» **Raw data**:
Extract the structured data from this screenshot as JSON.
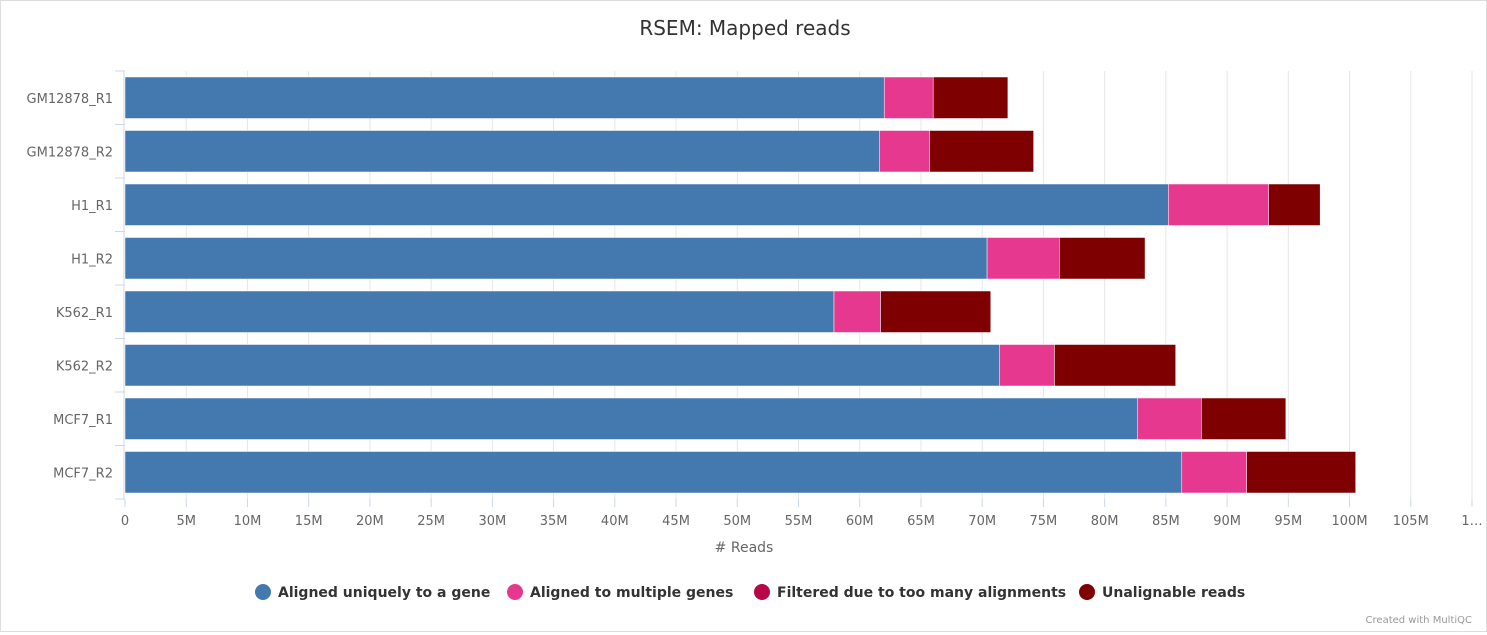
{
  "chart_data": {
    "type": "bar",
    "orientation": "horizontal",
    "stacked": true,
    "title": "RSEM: Mapped reads",
    "xlabel": "# Reads",
    "xlim": [
      0,
      110000000
    ],
    "x_ticks": [
      "0",
      "5M",
      "10M",
      "15M",
      "20M",
      "25M",
      "30M",
      "35M",
      "40M",
      "45M",
      "50M",
      "55M",
      "60M",
      "65M",
      "70M",
      "75M",
      "80M",
      "85M",
      "90M",
      "95M",
      "100M",
      "105M",
      "1…"
    ],
    "categories": [
      "GM12878_R1",
      "GM12878_R2",
      "H1_R1",
      "H1_R2",
      "K562_R1",
      "K562_R2",
      "MCF7_R1",
      "MCF7_R2"
    ],
    "series": [
      {
        "name": "Aligned uniquely to a gene",
        "color": "#4479b0",
        "values": [
          62000000,
          61600000,
          85200000,
          70400000,
          57900000,
          71400000,
          82700000,
          86300000
        ]
      },
      {
        "name": "Aligned to multiple genes",
        "color": "#e7388f",
        "values": [
          4000000,
          4100000,
          8200000,
          5900000,
          3800000,
          4500000,
          5200000,
          5300000
        ]
      },
      {
        "name": "Filtered due to too many alignments",
        "color": "#b8064b",
        "values": [
          0,
          0,
          0,
          0,
          0,
          0,
          0,
          0
        ]
      },
      {
        "name": "Unalignable reads",
        "color": "#7f0000",
        "values": [
          6100000,
          8500000,
          4200000,
          7000000,
          9000000,
          9900000,
          6900000,
          8900000
        ]
      }
    ],
    "grid": true,
    "legend": "bottom"
  },
  "credits": "Created with MultiQC"
}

» **Action item**:
Scan the entries for lines with the string "name". Report only how many there are.

» **Task result**:
4